═════ Data provided

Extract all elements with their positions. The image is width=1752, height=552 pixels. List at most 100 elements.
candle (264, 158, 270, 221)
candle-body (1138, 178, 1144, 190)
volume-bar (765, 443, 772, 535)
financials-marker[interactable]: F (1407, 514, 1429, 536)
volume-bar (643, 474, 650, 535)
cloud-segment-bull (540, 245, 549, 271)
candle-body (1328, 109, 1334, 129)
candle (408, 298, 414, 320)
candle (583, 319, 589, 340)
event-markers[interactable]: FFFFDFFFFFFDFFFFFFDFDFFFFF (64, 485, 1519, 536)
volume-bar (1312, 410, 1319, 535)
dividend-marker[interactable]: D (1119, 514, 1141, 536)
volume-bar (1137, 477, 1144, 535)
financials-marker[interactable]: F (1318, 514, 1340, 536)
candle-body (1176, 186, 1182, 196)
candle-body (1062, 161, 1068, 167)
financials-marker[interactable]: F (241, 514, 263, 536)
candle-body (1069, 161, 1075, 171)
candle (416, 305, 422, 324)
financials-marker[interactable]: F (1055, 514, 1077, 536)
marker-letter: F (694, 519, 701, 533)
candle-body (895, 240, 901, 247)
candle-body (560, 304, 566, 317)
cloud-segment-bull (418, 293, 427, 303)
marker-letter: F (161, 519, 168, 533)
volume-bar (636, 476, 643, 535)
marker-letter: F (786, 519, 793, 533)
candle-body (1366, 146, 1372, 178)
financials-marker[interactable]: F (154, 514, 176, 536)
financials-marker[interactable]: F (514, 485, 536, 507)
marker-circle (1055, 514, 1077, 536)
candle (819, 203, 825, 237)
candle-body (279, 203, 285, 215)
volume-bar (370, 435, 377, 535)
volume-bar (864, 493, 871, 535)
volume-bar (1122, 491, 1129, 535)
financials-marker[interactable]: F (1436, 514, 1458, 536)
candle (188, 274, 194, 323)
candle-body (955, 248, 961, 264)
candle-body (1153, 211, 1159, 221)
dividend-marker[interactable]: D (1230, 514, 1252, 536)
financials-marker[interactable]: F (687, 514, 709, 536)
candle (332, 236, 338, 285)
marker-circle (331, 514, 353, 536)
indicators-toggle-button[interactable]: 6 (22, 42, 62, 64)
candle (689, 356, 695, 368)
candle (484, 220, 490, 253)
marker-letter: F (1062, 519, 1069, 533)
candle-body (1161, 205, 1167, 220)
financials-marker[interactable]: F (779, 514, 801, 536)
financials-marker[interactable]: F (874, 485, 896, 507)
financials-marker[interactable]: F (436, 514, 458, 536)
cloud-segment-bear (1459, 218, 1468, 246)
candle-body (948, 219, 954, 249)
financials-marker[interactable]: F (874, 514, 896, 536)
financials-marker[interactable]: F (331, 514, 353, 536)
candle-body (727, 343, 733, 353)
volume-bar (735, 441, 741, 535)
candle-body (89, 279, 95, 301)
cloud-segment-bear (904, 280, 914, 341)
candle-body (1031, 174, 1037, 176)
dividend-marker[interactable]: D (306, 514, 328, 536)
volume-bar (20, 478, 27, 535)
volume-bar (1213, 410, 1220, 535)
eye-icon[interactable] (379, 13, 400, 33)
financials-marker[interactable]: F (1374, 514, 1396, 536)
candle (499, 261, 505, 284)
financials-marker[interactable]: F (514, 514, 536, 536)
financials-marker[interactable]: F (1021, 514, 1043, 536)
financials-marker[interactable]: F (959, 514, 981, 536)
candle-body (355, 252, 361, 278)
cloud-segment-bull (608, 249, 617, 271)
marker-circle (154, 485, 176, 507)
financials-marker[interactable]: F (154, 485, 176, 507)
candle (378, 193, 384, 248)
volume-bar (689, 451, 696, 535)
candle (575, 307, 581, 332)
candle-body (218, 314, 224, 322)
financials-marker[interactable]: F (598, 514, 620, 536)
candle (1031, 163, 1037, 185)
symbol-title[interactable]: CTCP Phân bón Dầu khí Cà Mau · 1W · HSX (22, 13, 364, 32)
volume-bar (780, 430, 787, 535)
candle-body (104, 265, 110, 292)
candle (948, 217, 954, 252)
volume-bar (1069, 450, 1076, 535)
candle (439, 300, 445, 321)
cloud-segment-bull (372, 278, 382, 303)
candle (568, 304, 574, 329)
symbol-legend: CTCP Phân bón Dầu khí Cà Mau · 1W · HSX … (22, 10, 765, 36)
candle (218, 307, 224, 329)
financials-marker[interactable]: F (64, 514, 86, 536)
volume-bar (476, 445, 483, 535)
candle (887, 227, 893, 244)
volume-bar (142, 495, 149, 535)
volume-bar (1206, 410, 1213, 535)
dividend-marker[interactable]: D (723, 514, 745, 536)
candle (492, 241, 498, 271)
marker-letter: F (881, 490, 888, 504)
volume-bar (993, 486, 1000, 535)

══════════

Written request
Give every line from the start of the records through the line containing "candle (583, 319, 589, 340)", inclusive, as a Markdown table. Use the columns Number and Record line, and leave out blank lines.

Correct answer
| Number | Record line |
|---|---|
| 1 | Extract all elements with their positions. The image is width=1752, height=552 pixels. List at most 100 elements. |
| 2 | candle (264, 158, 270, 221) |
| 3 | candle-body (1138, 178, 1144, 190) |
| 4 | volume-bar (765, 443, 772, 535) |
| 5 | financials-marker[interactable]: F (1407, 514, 1429, 536) |
| 6 | volume-bar (643, 474, 650, 535) |
| 7 | cloud-segment-bull (540, 245, 549, 271) |
| 8 | candle-body (1328, 109, 1334, 129) |
| 9 | candle (408, 298, 414, 320) |
| 10 | candle (583, 319, 589, 340) |